For the listing below, give the number of lines in which "announced" occurs. Add nothing.

(Records that describe figures)
□ □ □ □

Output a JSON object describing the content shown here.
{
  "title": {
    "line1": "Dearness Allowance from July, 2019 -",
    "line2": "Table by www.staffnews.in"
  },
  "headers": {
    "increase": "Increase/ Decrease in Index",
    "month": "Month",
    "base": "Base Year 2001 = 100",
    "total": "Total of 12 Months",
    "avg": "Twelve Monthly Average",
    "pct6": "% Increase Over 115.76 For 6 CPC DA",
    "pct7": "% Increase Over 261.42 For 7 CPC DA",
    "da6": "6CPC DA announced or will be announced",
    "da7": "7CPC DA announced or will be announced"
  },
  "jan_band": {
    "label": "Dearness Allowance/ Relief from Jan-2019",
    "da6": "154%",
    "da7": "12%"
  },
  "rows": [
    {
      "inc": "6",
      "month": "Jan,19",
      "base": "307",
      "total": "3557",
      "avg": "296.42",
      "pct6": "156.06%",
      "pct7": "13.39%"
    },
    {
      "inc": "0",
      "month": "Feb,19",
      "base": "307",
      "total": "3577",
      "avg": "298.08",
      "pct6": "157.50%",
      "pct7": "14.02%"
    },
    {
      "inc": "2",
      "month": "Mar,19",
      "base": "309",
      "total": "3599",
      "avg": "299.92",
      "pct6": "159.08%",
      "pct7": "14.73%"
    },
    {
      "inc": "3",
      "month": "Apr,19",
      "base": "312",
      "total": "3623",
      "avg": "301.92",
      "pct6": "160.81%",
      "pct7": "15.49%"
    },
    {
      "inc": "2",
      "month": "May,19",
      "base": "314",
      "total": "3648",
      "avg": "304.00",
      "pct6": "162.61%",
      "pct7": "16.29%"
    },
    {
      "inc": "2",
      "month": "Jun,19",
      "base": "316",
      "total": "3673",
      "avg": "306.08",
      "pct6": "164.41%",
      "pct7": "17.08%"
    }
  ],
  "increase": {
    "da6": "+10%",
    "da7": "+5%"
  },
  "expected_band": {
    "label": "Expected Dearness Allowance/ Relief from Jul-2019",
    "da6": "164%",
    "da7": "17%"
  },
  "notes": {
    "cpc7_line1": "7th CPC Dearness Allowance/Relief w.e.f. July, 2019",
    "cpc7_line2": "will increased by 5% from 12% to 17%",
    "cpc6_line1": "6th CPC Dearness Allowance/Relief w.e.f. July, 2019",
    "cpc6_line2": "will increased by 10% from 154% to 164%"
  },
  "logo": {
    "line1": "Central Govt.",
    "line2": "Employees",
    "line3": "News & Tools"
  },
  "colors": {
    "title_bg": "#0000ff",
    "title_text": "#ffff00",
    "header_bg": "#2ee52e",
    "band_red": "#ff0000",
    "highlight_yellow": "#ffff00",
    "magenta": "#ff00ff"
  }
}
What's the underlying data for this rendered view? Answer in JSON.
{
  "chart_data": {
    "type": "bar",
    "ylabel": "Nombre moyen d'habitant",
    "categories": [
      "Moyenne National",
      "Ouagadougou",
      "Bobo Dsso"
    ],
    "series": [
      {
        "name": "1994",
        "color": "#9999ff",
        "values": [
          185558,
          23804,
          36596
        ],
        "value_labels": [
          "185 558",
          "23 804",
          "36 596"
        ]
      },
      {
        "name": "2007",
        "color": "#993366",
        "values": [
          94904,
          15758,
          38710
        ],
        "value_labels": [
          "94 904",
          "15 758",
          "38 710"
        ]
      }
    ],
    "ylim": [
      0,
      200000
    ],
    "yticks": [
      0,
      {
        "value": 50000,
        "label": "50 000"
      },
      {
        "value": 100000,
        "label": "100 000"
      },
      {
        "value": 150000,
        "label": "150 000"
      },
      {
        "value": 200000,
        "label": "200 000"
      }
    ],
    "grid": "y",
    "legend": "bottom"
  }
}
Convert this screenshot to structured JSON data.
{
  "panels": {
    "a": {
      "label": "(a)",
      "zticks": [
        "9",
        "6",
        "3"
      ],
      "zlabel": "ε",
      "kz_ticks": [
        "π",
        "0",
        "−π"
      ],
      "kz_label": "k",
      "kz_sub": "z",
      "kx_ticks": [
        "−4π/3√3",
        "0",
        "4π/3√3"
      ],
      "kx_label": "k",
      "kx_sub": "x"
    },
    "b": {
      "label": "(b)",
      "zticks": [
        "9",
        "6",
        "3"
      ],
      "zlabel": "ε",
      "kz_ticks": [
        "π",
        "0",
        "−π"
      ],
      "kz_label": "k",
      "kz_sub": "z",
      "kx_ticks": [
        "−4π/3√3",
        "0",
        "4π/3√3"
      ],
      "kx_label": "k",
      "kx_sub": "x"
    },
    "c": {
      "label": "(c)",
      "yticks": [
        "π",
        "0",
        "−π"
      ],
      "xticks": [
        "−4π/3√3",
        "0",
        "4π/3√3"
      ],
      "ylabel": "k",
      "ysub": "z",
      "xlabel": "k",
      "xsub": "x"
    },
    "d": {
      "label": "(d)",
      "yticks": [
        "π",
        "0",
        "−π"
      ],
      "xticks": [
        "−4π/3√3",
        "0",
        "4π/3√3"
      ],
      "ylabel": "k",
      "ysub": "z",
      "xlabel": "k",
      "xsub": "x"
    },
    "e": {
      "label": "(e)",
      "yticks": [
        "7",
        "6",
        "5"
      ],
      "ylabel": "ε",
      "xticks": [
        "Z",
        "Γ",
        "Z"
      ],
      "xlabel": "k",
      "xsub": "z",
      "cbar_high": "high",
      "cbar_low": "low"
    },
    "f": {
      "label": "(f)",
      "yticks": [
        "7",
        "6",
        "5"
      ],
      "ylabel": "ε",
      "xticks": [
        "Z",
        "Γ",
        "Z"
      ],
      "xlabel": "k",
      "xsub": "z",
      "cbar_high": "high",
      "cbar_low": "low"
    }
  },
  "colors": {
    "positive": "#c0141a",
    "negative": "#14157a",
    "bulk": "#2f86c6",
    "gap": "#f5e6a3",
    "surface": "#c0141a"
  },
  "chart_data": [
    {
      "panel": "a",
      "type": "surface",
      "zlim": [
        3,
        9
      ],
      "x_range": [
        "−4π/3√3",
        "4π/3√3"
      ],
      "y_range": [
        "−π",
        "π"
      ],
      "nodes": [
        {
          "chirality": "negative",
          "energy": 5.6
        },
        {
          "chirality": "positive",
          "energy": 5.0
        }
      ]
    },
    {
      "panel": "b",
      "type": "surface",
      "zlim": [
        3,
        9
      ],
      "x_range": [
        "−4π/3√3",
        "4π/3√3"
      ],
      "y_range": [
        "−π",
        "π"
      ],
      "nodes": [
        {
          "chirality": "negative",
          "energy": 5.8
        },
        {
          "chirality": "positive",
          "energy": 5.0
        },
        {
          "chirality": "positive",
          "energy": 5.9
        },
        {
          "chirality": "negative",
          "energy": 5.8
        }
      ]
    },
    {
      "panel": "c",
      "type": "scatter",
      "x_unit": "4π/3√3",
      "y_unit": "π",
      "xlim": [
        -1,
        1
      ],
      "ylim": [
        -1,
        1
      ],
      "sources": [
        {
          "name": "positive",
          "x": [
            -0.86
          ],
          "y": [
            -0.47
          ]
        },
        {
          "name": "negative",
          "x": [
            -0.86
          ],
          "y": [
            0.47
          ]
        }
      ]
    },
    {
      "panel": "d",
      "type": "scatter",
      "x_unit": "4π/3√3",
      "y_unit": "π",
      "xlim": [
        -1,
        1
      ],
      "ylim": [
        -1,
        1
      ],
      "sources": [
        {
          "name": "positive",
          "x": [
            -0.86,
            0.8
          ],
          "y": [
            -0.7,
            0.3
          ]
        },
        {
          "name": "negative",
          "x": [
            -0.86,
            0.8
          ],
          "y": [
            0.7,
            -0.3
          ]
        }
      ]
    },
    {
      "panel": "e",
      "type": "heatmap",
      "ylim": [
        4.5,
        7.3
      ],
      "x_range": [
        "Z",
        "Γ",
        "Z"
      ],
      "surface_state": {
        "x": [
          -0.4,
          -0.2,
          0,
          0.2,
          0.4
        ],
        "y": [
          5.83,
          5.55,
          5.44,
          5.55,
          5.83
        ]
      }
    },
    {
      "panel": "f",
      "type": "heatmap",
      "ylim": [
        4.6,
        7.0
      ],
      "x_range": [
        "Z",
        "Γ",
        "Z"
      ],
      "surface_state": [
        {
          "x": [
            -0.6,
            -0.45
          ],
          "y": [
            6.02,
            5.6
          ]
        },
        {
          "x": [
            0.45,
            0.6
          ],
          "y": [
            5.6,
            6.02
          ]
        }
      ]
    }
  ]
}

□ □ □ □

* RESPONSE BELOW:
2